Copy every line of the records below word for word, omitting the pictures.

++++ Recorded information

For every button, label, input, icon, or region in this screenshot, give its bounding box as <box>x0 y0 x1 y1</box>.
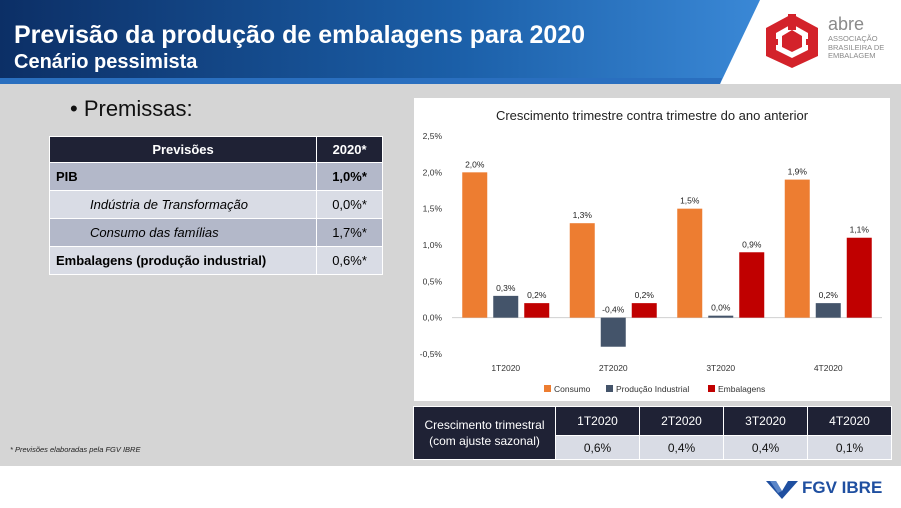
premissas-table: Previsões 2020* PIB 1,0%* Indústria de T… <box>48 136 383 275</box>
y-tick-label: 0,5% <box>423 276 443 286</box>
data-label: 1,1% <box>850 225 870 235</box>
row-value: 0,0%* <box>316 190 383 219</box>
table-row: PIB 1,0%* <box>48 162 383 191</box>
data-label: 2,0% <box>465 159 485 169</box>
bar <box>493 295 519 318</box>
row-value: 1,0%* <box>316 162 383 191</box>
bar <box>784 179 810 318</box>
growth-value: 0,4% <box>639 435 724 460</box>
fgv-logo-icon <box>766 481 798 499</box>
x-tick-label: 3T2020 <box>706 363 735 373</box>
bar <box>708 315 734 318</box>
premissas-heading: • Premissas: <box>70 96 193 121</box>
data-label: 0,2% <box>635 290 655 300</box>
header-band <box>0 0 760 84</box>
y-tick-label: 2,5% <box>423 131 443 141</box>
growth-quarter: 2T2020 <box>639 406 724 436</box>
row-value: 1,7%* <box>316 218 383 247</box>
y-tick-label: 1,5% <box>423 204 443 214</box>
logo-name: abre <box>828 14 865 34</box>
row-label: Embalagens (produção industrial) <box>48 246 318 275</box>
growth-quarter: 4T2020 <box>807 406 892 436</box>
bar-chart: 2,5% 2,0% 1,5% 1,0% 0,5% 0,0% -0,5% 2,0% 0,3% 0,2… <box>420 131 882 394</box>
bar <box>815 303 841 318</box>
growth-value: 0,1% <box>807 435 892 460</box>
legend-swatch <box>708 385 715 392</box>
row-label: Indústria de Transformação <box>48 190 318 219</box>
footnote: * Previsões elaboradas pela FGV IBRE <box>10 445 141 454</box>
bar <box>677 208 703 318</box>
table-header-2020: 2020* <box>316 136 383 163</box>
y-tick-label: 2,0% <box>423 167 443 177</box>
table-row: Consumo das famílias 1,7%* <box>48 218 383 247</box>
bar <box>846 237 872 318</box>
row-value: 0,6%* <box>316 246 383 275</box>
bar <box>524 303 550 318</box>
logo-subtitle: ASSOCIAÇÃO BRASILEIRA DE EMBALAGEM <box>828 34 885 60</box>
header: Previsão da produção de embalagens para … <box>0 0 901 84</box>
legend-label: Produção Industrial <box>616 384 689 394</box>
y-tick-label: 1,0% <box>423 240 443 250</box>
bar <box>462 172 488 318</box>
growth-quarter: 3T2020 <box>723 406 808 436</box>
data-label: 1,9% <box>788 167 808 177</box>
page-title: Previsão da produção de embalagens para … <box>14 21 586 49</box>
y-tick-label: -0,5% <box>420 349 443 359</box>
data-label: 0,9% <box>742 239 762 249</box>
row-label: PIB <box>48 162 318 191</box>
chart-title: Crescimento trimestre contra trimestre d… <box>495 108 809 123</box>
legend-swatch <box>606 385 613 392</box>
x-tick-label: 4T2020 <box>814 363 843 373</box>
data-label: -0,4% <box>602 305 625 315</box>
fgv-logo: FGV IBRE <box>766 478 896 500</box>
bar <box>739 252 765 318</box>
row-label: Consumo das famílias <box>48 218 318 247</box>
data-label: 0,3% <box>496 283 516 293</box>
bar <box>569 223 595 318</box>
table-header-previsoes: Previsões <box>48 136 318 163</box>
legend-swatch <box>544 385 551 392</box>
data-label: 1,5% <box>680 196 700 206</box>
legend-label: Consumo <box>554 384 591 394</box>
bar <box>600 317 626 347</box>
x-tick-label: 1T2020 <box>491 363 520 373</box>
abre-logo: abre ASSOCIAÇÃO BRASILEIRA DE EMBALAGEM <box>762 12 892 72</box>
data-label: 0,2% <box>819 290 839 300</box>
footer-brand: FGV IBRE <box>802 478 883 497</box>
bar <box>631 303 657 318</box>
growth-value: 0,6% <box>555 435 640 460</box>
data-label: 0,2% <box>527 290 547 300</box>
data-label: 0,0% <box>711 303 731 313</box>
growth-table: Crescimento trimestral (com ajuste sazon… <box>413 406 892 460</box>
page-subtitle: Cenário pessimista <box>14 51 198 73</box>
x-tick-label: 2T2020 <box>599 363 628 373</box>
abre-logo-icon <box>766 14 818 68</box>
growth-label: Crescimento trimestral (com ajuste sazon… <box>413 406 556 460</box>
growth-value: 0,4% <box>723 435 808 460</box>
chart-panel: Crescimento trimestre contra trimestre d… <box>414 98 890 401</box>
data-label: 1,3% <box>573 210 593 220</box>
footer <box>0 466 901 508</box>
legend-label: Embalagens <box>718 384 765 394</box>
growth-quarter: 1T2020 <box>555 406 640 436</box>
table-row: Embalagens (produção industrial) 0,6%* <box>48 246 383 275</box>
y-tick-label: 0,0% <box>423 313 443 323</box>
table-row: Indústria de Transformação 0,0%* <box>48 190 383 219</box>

++++++++

Complete output:
For every button, label, input, icon, or region in this screenshot, give its bounding box as <box>x0 y0 x1 y1</box>.
premissas-table: Previsões 2020* PIB 1,0%* Indústria de T… <box>48 136 383 275</box>
y-tick-label: 0,5% <box>423 276 443 286</box>
data-label: 1,1% <box>850 225 870 235</box>
row-value: 0,0%* <box>316 190 383 219</box>
table-row: PIB 1,0%* <box>48 162 383 191</box>
data-label: 2,0% <box>465 159 485 169</box>
bar <box>493 295 519 318</box>
row-value: 1,0%* <box>316 162 383 191</box>
bar <box>784 179 810 318</box>
growth-value: 0,4% <box>639 435 724 460</box>
fgv-logo-icon <box>766 481 798 499</box>
x-tick-label: 3T2020 <box>706 363 735 373</box>
bar <box>708 315 734 318</box>
premissas-heading: • Premissas: <box>70 96 193 121</box>
data-label: 0,2% <box>635 290 655 300</box>
header-band <box>0 0 760 84</box>
y-tick-label: 2,5% <box>423 131 443 141</box>
growth-quarter: 2T2020 <box>639 406 724 436</box>
row-value: 1,7%* <box>316 218 383 247</box>
y-tick-label: 1,5% <box>423 204 443 214</box>
logo-name: abre <box>828 14 865 34</box>
row-label: Embalagens (produção industrial) <box>48 246 318 275</box>
growth-quarter: 4T2020 <box>807 406 892 436</box>
bar-chart: 2,5% 2,0% 1,5% 1,0% 0,5% 0,0% -0,5% 2,0% 0,3% 0,2… <box>420 131 882 394</box>
bar <box>815 303 841 318</box>
growth-value: 0,1% <box>807 435 892 460</box>
legend-swatch <box>708 385 715 392</box>
row-label: Indústria de Transformação <box>48 190 318 219</box>
footnote: * Previsões elaboradas pela FGV IBRE <box>10 445 141 454</box>
bar <box>677 208 703 318</box>
table-header-2020: 2020* <box>316 136 383 163</box>
y-tick-label: 2,0% <box>423 167 443 177</box>
table-row: Consumo das famílias 1,7%* <box>48 218 383 247</box>
bar <box>846 237 872 318</box>
row-value: 0,6%* <box>316 246 383 275</box>
bar <box>524 303 550 318</box>
logo-subtitle: ASSOCIAÇÃO BRASILEIRA DE EMBALAGEM <box>828 34 885 60</box>
header: Previsão da produção de embalagens para … <box>0 0 901 84</box>
legend-label: Produção Industrial <box>616 384 689 394</box>
y-tick-label: 1,0% <box>423 240 443 250</box>
bar <box>462 172 488 318</box>
growth-quarter: 3T2020 <box>723 406 808 436</box>
data-label: 1,9% <box>788 167 808 177</box>
page-title: Previsão da produção de embalagens para … <box>14 21 586 49</box>
y-tick-label: -0,5% <box>420 349 443 359</box>
data-label: 0,9% <box>742 239 762 249</box>
row-label: PIB <box>48 162 318 191</box>
chart-title: Crescimento trimestre contra trimestre d… <box>495 108 809 123</box>
legend-swatch <box>606 385 613 392</box>
x-tick-label: 4T2020 <box>814 363 843 373</box>
data-label: -0,4% <box>602 305 625 315</box>
fgv-logo: FGV IBRE <box>766 478 896 500</box>
bar <box>739 252 765 318</box>
row-label: Consumo das famílias <box>48 218 318 247</box>
data-label: 0,3% <box>496 283 516 293</box>
bar <box>569 223 595 318</box>
table-header-previsoes: Previsões <box>48 136 318 163</box>
legend-swatch <box>544 385 551 392</box>
data-label: 1,5% <box>680 196 700 206</box>
legend-label: Consumo <box>554 384 591 394</box>
bar <box>600 317 626 347</box>
x-tick-label: 1T2020 <box>491 363 520 373</box>
abre-logo: abre ASSOCIAÇÃO BRASILEIRA DE EMBALAGEM <box>762 12 892 72</box>
data-label: 0,2% <box>819 290 839 300</box>
footer-brand: FGV IBRE <box>802 478 883 497</box>
bar <box>631 303 657 318</box>
growth-value: 0,6% <box>555 435 640 460</box>
data-label: 0,2% <box>527 290 547 300</box>
data-label: 0,0% <box>711 303 731 313</box>
growth-table: Crescimento trimestral (com ajuste sazon… <box>413 406 892 460</box>
page-subtitle: Cenário pessimista <box>14 51 198 73</box>
x-tick-label: 2T2020 <box>599 363 628 373</box>
abre-logo-icon <box>766 14 818 68</box>
growth-label: Crescimento trimestral (com ajuste sazon… <box>413 406 556 460</box>
growth-value: 0,4% <box>723 435 808 460</box>
chart-panel: Crescimento trimestre contra trimestre d… <box>414 98 890 401</box>
data-label: 1,3% <box>573 210 593 220</box>
footer <box>0 466 901 508</box>
legend-label: Embalagens <box>718 384 765 394</box>
growth-quarter: 1T2020 <box>555 406 640 436</box>
table-row: Embalagens (produção industrial) 0,6%* <box>48 246 383 275</box>
y-tick-label: 0,0% <box>423 313 443 323</box>
table-row: Indústria de Transformação 0,0%* <box>48 190 383 219</box>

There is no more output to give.